* Your task *
Quote the data below in full, minus the images.

* Raw records *
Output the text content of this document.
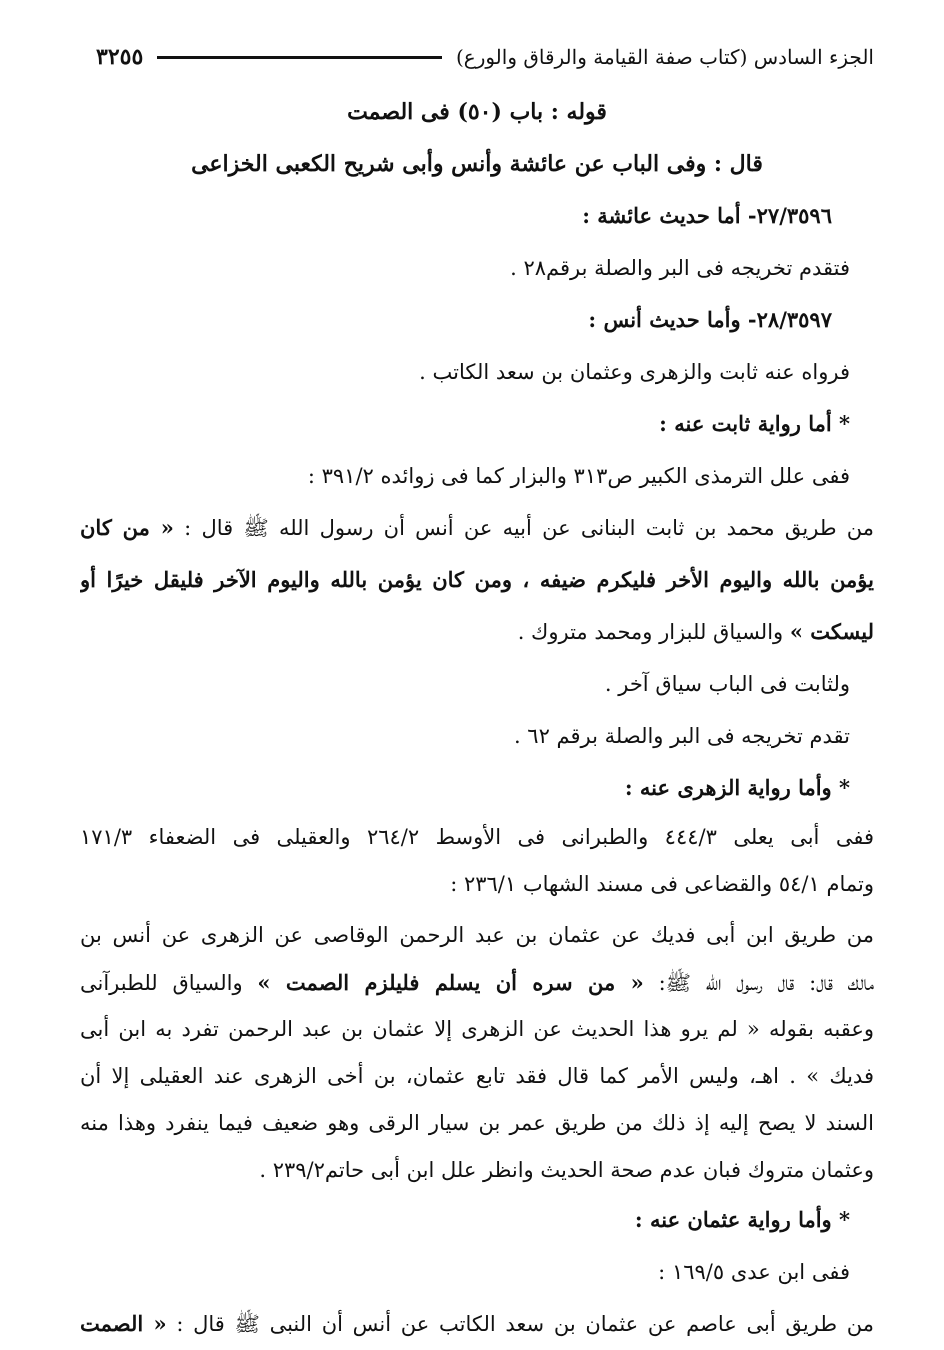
الجزء السادس (كتاب صفة القيامة والرقاق والورع)
٣٢٥٥
قوله : باب (٥٠) فى الصمت
قال : وفى الباب عن عائشة وأنس وأبى شريح الكعبى الخزاعى
٢٧/٣٥٩٦- أما حديث عائشة :
فتقدم تخريجه فى البر والصلة برقم٢٨ .
٢٨/٣٥٩٧- وأما حديث أنس :
فرواه عنه ثابت والزهرى وعثمان بن سعد الكاتب .
* أما رواية ثابت عنه :
ففى علل الترمذى الكبير ص٣١٣ والبزار كما فى زوائده ٣٩١/٢ :
من طريق محمد بن ثابت البنانى عن أبيه عن أنس أن رسول الله ﷺ قال : « من كان
يؤمن بالله واليوم الأخر فليكرم ضيفه ، ومن كان يؤمن بالله واليوم الآخر فليقل خيرًا أو
ليسكت » والسياق للبزار ومحمد متروك .
ولثابت فى الباب سياق آخر .
تقدم تخريجه فى البر والصلة برقم ٦٢ .
* وأما رواية الزهرى عنه :
ففى أبى يعلى ٤٤٤/٣ والطبرانى فى الأوسط ٢٦٤/٢ والعقيلى فى الضعفاء ١٧١/٣
وتمام ٥٤/١ والقضاعى فى مسند الشهاب ٢٣٦/١ :
من طريق ابن أبى فديك عن عثمان بن عبد الرحمن الوقاصى عن الزهرى عن أنس بن
مالك قال: قال رسول الله ﷺ: « من سره أن يسلم فليلزم الصمت » والسياق للطبرآنى
وعقبه بقوله « لم يرو هذا الحديث عن الزهرى إلا عثمان بن عبد الرحمن تفرد به ابن أبى
فديك » . اهـ، وليس الأمر كما قال فقد تابع عثمان، بن أخى الزهرى عند العقيلى إلا أن
السند لا يصح إليه إذ ذلك من طريق عمر بن سيار الرقى وهو ضعيف فيما ينفرد وهذا منه
وعثمان متروك فبان عدم صحة الحديث وانظر علل ابن أبى حاتم٢٣٩/٢ .
* وأما رواية عثمان عنه :
ففى ابن عدى ١٦٩/٥ :
من طريق أبى عاصم عن عثمان بن سعد الكاتب عن أنس أن النبى ﷺ قال : « الصمت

* Correct result *
Output the text content of this document.
الجزء السادس (كتاب صفة القيامة والرقاق والورع)
٣٢٥٥
قوله : باب (٥٠) فى الصمت
قال : وفى الباب عن عائشة وأنس وأبى شريح الكعبى الخزاعى
٢٧/٣٥٩٦- أما حديث عائشة :
فتقدم تخريجه فى البر والصلة برقم٢٨ .
٢٨/٣٥٩٧- وأما حديث أنس :
فرواه عنه ثابت والزهرى وعثمان بن سعد الكاتب .
* أما رواية ثابت عنه :
ففى علل الترمذى الكبير ص٣١٣ والبزار كما فى زوائده ٣٩١/٢ :
من طريق محمد بن ثابت البنانى عن أبيه عن أنس أن رسول الله ﷺ قال : « من كان
يؤمن بالله واليوم الأخر فليكرم ضيفه ، ومن كان يؤمن بالله واليوم الآخر فليقل خيرًا أو
ليسكت » والسياق للبزار ومحمد متروك .
ولثابت فى الباب سياق آخر .
تقدم تخريجه فى البر والصلة برقم ٦٢ .
* وأما رواية الزهرى عنه :
ففى أبى يعلى ٤٤٤/٣ والطبرانى فى الأوسط ٢٦٤/٢ والعقيلى فى الضعفاء ١٧١/٣
وتمام ٥٤/١ والقضاعى فى مسند الشهاب ٢٣٦/١ :
من طريق ابن أبى فديك عن عثمان بن عبد الرحمن الوقاصى عن الزهرى عن أنس بن
مالك قال: قال رسول الله ﷺ: « من سره أن يسلم فليلزم الصمت » والسياق للطبرآنى
وعقبه بقوله « لم يرو هذا الحديث عن الزهرى إلا عثمان بن عبد الرحمن تفرد به ابن أبى
فديك » . اهـ، وليس الأمر كما قال فقد تابع عثمان، بن أخى الزهرى عند العقيلى إلا أن
السند لا يصح إليه إذ ذلك من طريق عمر بن سيار الرقى وهو ضعيف فيما ينفرد وهذا منه
وعثمان متروك فبان عدم صحة الحديث وانظر علل ابن أبى حاتم٢٣٩/٢ .
* وأما رواية عثمان عنه :
ففى ابن عدى ١٦٩/٥ :
من طريق أبى عاصم عن عثمان بن سعد الكاتب عن أنس أن النبى ﷺ قال : « الصمت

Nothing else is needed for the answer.